### Given instruction
Quote the listing below in full and exactly as written, but omit every picture.

### Recorded data
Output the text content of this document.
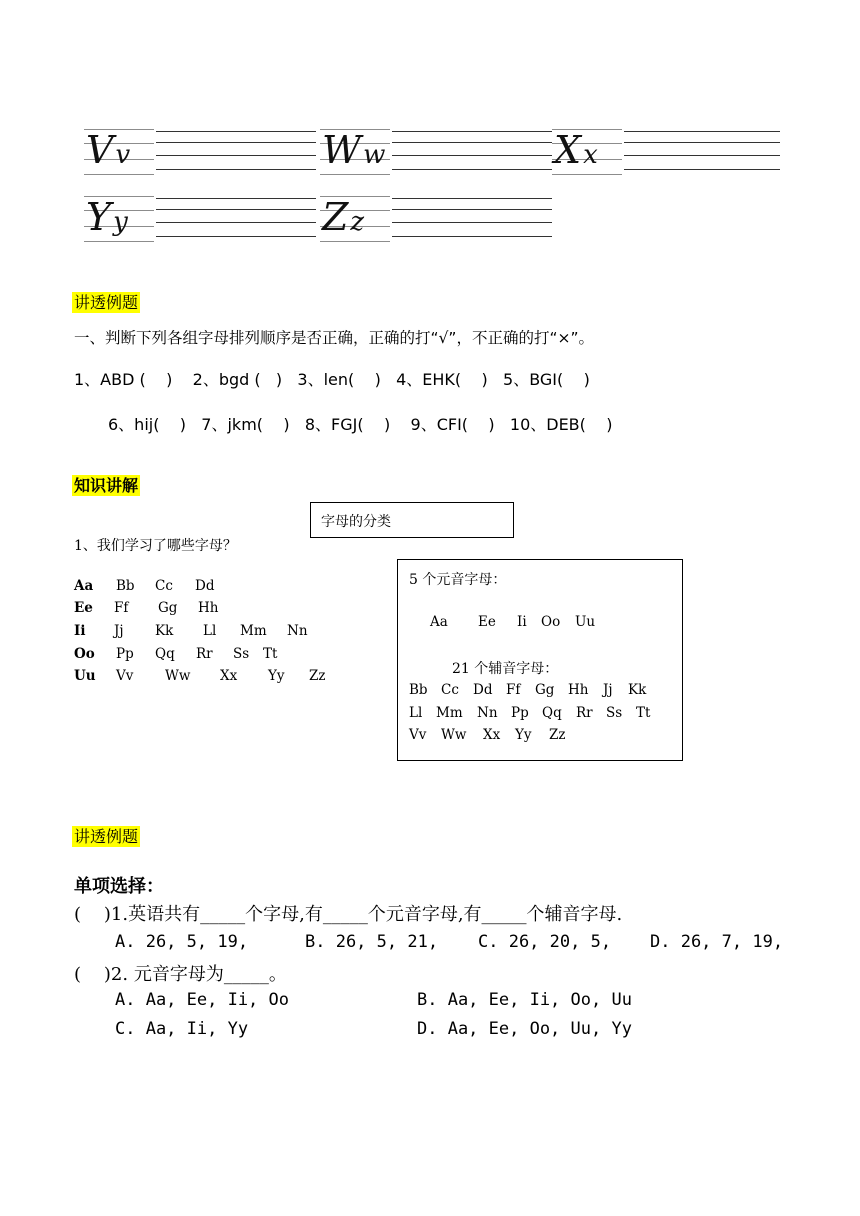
Vv	Ww	Xx
Yy	Zz
讲透例题
一、判断下列各组字母排列顺序是否正确，正确的打“√”，不正确的打“×”。
1、ABD (    )    2、bgd (   )   3、len(    )   4、EHK(    )   5、BGI(    )
6、hij(    )   7、jkm(    )   8、FGJ(    )    9、CFI(    )   10、DEB(    )
知识讲解
字母的分类
1、我们学习了哪些字母？
Aa Bb Cc Dd
Ee Ff Gg Hh
Ii Jj Kk Ll Mm Nn
Oo Pp Qq Rr Ss Tt
Uu Vv Ww Xx Yy Zz
5 个元音字母：
Aa Ee Ii Oo Uu
21 个辅音字母：
Bb Cc Dd Ff Gg Hh Jj Kk
Ll Mm Nn Pp Qq Rr Ss Tt
Vv Ww Xx Yy Zz
讲透例题
单项选择：
(    )1.英语共有_____个字母,有_____个元音字母,有_____个辅音字母.
A. 26, 5, 19,	B. 26, 5, 21, C. 26, 20, 5, D. 26, 7, 19,
(    )2. 元音字母为_____。
A. Aa, Ee, Ii, Oo	B. Aa, Ee, Ii, Oo, Uu
C. Aa, Ii, Yy	D. Aa, Ee, Oo, Uu, Yy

### Response to the exercise
Output the text content of this document.
Vv	Ww	Xx
Yy	Zz
讲透例题
一、判断下列各组字母排列顺序是否正确，正确的打“√”，不正确的打“×”。
1、ABD (    )    2、bgd (   )   3、len(    )   4、EHK(    )   5、BGI(    )
6、hij(    )   7、jkm(    )   8、FGJ(    )    9、CFI(    )   10、DEB(    )
知识讲解
字母的分类
1、我们学习了哪些字母？
Aa Bb Cc Dd
Ee Ff Gg Hh
Ii Jj Kk Ll Mm Nn
Oo Pp Qq Rr Ss Tt
Uu Vv Ww Xx Yy Zz
5 个元音字母：
Aa Ee Ii Oo Uu
21 个辅音字母：
Bb Cc Dd Ff Gg Hh Jj Kk
Ll Mm Nn Pp Qq Rr Ss Tt
Vv Ww Xx Yy Zz
讲透例题
单项选择：
(    )1.英语共有_____个字母,有_____个元音字母,有_____个辅音字母.
A. 26, 5, 19,	B. 26, 5, 21, C. 26, 20, 5, D. 26, 7, 19,
(    )2. 元音字母为_____。
A. Aa, Ee, Ii, Oo	B. Aa, Ee, Ii, Oo, Uu
C. Aa, Ii, Yy	D. Aa, Ee, Oo, Uu, Yy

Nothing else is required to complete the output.